[Data entries]
· · ·
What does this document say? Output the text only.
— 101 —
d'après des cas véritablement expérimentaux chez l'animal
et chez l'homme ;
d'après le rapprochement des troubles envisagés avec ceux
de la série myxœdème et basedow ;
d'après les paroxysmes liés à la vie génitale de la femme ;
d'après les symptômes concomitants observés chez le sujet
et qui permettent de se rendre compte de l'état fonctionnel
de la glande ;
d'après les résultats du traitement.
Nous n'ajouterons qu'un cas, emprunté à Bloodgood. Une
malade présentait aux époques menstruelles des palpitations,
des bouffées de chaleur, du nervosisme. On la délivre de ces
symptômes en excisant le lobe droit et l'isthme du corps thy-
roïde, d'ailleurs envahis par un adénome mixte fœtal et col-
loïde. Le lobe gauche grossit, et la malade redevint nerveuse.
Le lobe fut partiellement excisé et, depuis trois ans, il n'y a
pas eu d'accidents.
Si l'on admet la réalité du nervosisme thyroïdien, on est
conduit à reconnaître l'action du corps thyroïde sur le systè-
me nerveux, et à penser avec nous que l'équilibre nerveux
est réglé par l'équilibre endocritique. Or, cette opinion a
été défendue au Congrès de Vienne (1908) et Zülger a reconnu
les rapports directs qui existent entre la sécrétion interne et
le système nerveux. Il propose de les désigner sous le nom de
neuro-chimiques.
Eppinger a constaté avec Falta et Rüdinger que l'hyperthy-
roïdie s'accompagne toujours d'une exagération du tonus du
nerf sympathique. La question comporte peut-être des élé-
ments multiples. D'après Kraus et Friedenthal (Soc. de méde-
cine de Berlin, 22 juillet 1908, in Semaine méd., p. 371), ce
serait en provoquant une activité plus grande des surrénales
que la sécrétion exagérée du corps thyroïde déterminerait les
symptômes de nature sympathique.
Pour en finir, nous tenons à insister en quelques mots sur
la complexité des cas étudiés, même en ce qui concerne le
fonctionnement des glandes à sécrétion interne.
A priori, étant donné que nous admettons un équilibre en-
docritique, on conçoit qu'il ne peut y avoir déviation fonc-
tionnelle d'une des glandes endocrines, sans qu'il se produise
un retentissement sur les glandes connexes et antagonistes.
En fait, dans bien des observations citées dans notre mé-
· · ·
> **Exercise brief**
Repeat the listing in full, keeping every line exactly as it is.

> **Answer to this task**
What does this document say? Output the text only.
— 101 —
d'après des cas véritablement expérimentaux chez l'animal
et chez l'homme ;
d'après le rapprochement des troubles envisagés avec ceux
de la série myxœdème et basedow ;
d'après les paroxysmes liés à la vie génitale de la femme ;
d'après les symptômes concomitants observés chez le sujet
et qui permettent de se rendre compte de l'état fonctionnel
de la glande ;
d'après les résultats du traitement.
Nous n'ajouterons qu'un cas, emprunté à Bloodgood. Une
malade présentait aux époques menstruelles des palpitations,
des bouffées de chaleur, du nervosisme. On la délivre de ces
symptômes en excisant le lobe droit et l'isthme du corps thy-
roïde, d'ailleurs envahis par un adénome mixte fœtal et col-
loïde. Le lobe gauche grossit, et la malade redevint nerveuse.
Le lobe fut partiellement excisé et, depuis trois ans, il n'y a
pas eu d'accidents.
Si l'on admet la réalité du nervosisme thyroïdien, on est
conduit à reconnaître l'action du corps thyroïde sur le systè-
me nerveux, et à penser avec nous que l'équilibre nerveux
est réglé par l'équilibre endocritique. Or, cette opinion a
été défendue au Congrès de Vienne (1908) et Zülger a reconnu
les rapports directs qui existent entre la sécrétion interne et
le système nerveux. Il propose de les désigner sous le nom de
neuro-chimiques.
Eppinger a constaté avec Falta et Rüdinger que l'hyperthy-
roïdie s'accompagne toujours d'une exagération du tonus du
nerf sympathique. La question comporte peut-être des élé-
ments multiples. D'après Kraus et Friedenthal (Soc. de méde-
cine de Berlin, 22 juillet 1908, in Semaine méd., p. 371), ce
serait en provoquant une activité plus grande des surrénales
que la sécrétion exagérée du corps thyroïde déterminerait les
symptômes de nature sympathique.
Pour en finir, nous tenons à insister en quelques mots sur
la complexité des cas étudiés, même en ce qui concerne le
fonctionnement des glandes à sécrétion interne.
A priori, étant donné que nous admettons un équilibre en-
docritique, on conçoit qu'il ne peut y avoir déviation fonc-
tionnelle d'une des glandes endocrines, sans qu'il se produise
un retentissement sur les glandes connexes et antagonistes.
En fait, dans bien des observations citées dans notre mé-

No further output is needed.